A run of records
## begin
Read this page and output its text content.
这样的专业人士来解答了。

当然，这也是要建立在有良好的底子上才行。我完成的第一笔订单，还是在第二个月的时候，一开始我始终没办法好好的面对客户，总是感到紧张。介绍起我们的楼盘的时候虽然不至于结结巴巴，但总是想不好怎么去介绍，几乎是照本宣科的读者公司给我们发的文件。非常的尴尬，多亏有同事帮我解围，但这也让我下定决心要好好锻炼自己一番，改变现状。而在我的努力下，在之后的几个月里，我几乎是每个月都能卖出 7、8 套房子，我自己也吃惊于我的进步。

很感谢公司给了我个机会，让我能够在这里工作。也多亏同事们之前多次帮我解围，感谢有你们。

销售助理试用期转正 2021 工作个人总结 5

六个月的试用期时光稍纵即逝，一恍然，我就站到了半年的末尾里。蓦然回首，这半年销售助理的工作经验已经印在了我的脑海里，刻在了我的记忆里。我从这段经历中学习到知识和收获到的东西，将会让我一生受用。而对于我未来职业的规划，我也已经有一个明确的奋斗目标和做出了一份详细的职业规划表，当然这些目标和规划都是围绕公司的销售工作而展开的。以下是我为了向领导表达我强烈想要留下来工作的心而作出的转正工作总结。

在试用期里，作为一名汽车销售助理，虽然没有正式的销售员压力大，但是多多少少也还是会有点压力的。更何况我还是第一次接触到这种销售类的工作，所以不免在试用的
## end
## begin
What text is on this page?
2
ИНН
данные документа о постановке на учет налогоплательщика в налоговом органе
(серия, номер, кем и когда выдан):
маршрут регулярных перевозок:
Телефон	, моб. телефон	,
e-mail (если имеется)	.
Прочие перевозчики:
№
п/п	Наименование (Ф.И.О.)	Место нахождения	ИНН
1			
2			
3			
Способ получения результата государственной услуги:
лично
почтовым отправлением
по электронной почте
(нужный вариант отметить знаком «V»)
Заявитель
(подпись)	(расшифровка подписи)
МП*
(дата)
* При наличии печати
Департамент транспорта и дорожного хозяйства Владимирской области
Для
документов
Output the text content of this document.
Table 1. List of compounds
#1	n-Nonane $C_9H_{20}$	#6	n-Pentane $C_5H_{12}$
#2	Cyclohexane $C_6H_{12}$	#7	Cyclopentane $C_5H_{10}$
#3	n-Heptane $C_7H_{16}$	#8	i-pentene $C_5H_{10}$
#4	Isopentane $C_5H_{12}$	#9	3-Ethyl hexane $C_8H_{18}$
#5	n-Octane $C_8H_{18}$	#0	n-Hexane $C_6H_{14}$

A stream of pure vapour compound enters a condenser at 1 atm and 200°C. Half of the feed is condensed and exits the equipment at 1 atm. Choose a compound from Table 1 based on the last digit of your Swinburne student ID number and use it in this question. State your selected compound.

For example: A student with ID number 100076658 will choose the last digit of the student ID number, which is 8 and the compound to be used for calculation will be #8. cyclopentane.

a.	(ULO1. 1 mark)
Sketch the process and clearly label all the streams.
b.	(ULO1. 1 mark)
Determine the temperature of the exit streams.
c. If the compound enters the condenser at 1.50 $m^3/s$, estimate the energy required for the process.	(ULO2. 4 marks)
## end
Your instructions =>
Copy out every line of the material above that mentions the word "last".

Full output =>
A stream of pure vapour compound enters a condenser at 1 atm and 200°C. Half of the feed is condensed and exits the equipment at 1 atm. Choose a compound from Table 1 based on the last digit of your Swinburne student ID number and use it in this question. State your selected compound.
For example: A student with ID number 100076658 will choose the last digit of the student ID number, which is 8 and the compound to be used for calculation will be #8. cyclopentane.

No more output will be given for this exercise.